____ AVAILABLE DATA

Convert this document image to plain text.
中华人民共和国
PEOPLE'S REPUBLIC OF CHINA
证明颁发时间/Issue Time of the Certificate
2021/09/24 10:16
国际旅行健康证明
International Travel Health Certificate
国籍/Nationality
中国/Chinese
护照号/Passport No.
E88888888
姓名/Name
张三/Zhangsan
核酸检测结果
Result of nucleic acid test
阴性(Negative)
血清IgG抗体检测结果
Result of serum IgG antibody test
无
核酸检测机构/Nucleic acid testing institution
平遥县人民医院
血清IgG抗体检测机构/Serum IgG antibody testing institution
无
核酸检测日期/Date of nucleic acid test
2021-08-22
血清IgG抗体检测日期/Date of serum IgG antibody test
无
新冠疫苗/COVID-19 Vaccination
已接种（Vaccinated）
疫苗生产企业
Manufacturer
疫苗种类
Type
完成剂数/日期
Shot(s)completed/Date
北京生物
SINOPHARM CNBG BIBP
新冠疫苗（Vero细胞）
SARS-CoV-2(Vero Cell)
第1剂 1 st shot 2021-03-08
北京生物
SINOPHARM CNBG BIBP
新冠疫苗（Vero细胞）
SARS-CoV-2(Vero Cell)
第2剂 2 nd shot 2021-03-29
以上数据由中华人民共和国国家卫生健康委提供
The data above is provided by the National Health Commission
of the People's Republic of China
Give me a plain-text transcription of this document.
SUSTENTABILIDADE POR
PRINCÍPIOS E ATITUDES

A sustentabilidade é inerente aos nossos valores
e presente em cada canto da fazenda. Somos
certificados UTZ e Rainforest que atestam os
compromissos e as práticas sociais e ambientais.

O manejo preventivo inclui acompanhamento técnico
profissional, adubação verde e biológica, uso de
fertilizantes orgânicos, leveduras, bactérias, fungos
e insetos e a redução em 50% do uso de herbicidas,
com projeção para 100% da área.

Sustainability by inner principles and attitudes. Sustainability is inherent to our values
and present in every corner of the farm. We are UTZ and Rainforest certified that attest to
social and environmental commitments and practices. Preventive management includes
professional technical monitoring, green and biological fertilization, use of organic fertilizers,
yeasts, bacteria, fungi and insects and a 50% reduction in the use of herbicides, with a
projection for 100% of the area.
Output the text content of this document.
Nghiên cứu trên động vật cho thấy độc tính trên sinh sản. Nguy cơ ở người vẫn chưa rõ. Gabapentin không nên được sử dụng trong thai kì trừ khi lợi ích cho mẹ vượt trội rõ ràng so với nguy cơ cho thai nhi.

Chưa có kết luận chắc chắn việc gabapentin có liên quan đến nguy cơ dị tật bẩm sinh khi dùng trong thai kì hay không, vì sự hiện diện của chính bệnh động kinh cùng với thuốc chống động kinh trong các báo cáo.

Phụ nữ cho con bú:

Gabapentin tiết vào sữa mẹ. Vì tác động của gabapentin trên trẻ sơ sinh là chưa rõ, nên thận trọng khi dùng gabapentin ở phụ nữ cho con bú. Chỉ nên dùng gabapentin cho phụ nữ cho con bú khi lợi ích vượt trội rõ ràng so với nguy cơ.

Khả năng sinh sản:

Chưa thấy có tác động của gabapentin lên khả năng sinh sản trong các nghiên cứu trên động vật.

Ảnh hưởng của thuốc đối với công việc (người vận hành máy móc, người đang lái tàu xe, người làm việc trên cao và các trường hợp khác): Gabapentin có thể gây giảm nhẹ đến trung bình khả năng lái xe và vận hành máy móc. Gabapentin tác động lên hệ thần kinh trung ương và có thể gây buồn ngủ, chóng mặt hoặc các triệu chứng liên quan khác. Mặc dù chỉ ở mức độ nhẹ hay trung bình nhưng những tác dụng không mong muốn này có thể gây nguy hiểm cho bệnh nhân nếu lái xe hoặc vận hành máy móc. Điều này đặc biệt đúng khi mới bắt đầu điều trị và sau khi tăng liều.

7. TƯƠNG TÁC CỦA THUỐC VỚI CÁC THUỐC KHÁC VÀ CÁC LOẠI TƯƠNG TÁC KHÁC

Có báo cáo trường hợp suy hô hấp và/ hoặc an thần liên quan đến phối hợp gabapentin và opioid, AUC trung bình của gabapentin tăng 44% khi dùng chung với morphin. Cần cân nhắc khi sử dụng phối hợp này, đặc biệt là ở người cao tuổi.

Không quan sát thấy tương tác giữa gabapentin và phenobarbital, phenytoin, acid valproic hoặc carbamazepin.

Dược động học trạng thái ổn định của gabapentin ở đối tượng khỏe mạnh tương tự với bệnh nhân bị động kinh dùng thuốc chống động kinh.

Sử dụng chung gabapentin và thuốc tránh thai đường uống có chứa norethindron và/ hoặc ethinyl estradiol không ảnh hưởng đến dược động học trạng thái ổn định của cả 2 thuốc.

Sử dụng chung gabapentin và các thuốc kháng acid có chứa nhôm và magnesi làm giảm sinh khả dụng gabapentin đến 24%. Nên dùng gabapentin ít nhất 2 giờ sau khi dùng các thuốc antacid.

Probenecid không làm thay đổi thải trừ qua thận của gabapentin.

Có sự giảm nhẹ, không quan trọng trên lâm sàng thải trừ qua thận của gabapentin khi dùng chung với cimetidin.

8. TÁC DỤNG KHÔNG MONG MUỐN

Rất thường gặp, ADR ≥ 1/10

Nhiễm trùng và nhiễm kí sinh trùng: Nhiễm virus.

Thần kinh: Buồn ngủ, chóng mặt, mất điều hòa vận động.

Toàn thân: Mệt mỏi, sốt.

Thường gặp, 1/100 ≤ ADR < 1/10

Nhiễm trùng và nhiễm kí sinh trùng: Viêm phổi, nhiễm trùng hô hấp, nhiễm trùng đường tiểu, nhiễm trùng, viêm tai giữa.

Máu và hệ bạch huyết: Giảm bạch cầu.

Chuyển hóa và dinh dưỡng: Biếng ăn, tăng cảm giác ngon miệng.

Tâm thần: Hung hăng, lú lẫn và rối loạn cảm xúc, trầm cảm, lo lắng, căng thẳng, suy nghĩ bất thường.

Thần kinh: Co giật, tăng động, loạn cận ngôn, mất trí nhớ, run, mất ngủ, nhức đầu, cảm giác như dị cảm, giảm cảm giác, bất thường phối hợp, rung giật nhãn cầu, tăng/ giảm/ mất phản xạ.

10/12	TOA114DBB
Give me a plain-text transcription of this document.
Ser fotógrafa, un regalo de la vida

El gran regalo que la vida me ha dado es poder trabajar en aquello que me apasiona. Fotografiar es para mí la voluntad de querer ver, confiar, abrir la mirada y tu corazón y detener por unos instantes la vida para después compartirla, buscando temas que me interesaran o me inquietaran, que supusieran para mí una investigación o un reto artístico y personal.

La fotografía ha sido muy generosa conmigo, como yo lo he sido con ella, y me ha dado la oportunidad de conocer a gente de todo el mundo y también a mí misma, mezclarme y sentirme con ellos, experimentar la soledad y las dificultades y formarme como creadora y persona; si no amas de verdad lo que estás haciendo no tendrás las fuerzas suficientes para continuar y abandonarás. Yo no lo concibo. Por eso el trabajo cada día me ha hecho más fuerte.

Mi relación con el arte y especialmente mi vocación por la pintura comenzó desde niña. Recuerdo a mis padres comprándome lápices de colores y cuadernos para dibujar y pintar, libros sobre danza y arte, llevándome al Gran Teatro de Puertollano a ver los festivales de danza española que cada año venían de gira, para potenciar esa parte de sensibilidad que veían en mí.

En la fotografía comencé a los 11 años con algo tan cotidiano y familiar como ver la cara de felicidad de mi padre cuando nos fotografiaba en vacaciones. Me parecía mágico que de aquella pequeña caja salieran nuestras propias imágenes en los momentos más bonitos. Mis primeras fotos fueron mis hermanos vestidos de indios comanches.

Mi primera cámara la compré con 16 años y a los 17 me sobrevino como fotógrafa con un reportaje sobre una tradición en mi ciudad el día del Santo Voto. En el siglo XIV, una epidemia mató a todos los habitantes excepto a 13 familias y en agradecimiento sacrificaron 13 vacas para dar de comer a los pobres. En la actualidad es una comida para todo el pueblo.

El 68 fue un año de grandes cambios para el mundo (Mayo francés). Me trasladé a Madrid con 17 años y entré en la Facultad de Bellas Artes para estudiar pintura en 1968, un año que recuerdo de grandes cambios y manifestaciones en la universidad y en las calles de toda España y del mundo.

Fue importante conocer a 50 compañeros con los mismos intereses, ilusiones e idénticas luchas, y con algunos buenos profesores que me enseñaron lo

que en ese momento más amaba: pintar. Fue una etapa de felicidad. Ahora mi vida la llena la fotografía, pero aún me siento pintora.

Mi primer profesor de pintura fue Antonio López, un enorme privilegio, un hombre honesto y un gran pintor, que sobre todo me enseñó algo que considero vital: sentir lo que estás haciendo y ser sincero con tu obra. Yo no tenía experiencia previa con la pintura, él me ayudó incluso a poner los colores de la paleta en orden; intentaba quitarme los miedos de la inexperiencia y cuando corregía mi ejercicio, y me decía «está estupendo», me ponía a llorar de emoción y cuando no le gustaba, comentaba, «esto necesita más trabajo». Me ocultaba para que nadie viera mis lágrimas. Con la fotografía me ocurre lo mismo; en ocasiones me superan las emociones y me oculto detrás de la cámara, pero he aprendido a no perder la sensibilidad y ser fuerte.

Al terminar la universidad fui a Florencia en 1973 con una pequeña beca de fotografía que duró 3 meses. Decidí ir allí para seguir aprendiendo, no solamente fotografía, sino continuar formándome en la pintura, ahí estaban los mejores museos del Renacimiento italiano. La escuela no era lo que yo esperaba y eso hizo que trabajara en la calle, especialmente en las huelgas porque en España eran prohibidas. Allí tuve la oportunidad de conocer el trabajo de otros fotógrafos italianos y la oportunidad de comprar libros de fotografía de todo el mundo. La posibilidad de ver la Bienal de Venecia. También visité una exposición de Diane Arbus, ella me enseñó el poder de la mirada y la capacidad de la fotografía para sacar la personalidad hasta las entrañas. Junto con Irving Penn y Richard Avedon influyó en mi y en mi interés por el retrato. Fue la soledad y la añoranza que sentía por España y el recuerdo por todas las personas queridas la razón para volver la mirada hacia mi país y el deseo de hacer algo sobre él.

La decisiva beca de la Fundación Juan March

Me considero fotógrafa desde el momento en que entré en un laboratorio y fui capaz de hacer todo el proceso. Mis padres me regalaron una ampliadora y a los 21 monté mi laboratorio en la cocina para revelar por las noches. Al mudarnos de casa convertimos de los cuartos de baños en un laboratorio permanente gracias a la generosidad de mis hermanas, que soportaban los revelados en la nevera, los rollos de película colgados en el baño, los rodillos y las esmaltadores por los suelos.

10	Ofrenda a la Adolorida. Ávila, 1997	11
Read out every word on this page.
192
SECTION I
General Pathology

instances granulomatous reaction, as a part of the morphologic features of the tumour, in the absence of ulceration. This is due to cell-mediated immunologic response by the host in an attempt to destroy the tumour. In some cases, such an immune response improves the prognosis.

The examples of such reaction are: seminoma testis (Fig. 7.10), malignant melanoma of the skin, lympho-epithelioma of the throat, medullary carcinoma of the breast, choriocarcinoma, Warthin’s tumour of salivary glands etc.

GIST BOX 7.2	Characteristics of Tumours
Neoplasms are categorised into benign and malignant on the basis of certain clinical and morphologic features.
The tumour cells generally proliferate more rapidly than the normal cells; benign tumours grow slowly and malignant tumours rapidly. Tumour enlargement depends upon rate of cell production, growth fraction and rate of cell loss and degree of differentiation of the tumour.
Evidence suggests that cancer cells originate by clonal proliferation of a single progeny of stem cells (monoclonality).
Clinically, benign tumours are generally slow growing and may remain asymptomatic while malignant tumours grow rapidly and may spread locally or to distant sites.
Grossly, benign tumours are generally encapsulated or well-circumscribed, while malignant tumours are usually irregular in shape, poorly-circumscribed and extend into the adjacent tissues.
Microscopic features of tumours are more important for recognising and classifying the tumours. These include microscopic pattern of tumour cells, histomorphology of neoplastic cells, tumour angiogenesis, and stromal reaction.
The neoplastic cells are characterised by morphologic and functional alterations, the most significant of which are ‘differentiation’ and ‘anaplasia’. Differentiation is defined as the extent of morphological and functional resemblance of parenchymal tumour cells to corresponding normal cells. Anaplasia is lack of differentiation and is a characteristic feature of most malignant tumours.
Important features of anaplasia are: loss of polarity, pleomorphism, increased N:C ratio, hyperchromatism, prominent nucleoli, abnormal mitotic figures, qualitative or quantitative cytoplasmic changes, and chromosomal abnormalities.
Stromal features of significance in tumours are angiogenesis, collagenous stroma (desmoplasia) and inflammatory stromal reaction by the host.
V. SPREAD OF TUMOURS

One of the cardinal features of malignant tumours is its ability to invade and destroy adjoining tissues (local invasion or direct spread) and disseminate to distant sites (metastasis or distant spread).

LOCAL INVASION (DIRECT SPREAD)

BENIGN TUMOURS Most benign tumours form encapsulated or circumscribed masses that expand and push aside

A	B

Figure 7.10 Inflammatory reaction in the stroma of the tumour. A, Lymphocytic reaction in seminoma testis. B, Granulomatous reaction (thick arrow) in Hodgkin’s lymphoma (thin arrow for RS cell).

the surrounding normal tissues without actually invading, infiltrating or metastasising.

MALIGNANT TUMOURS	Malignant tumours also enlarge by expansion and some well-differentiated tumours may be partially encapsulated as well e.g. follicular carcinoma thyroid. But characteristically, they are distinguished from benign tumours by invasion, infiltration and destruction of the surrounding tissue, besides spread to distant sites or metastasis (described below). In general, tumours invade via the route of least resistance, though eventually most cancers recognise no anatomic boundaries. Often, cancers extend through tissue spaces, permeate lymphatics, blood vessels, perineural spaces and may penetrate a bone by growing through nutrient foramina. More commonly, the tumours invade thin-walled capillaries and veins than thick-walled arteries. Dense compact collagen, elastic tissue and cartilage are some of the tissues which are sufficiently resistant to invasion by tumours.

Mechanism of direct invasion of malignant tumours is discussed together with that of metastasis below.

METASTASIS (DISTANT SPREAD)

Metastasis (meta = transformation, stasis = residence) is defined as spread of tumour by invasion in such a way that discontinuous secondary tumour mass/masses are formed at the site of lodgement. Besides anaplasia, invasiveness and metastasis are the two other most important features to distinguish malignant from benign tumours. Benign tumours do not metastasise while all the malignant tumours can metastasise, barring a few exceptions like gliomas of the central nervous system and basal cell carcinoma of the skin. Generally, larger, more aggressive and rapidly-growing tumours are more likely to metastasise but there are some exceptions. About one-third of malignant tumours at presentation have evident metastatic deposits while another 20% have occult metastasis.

________

▶ TASK GOAL:
Please tally every line of the material above that has the string "extend", and write only the total.

▶ YOUR SOLUTION:
2